* Materials provided *
◇ ◇ ◇
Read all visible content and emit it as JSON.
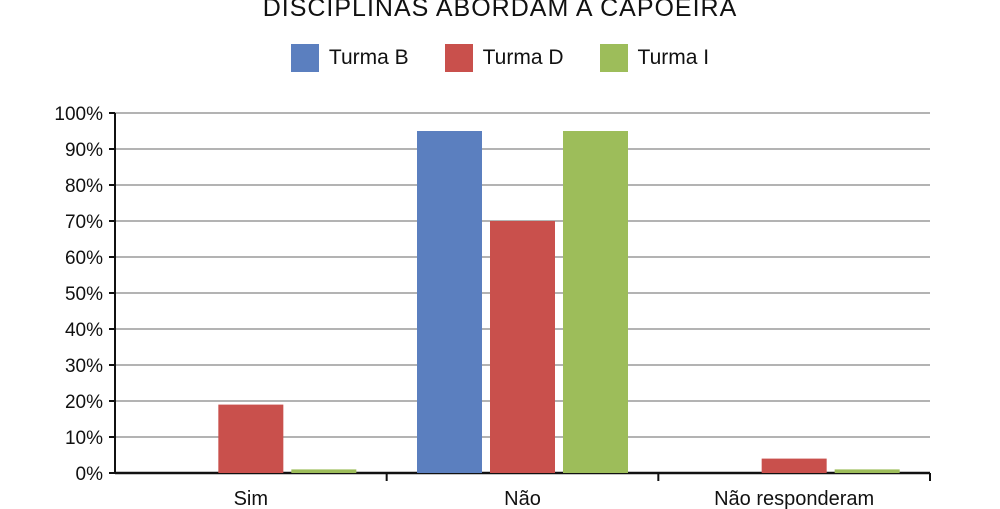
{
  "chart_data": {
    "type": "bar",
    "title": "DISCIPLINAS ABORDAM A CAPOEIRA",
    "categories": [
      "Sim",
      "Não",
      "Não responderam"
    ],
    "series": [
      {
        "name": "Turma B",
        "color": "#5b7fbf",
        "values": [
          0,
          95,
          0
        ]
      },
      {
        "name": "Turma D",
        "color": "#c9504c",
        "values": [
          19,
          70,
          4
        ]
      },
      {
        "name": "Turma I",
        "color": "#9dbd5a",
        "values": [
          1,
          95,
          1
        ]
      }
    ],
    "ylim": [
      0,
      100
    ],
    "yticks": [
      "0%",
      "10%",
      "20%",
      "30%",
      "40%",
      "50%",
      "60%",
      "70%",
      "80%",
      "90%",
      "100%"
    ],
    "grid": true,
    "legend_position": "top"
  }
}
◇ ◇ ◇
* Exercise instructions *
Write out every line from the entries where "color" appears.

* Output for this exercise *
        "color": "#5b7fbf",
        "color": "#c9504c",
        "color": "#9dbd5a",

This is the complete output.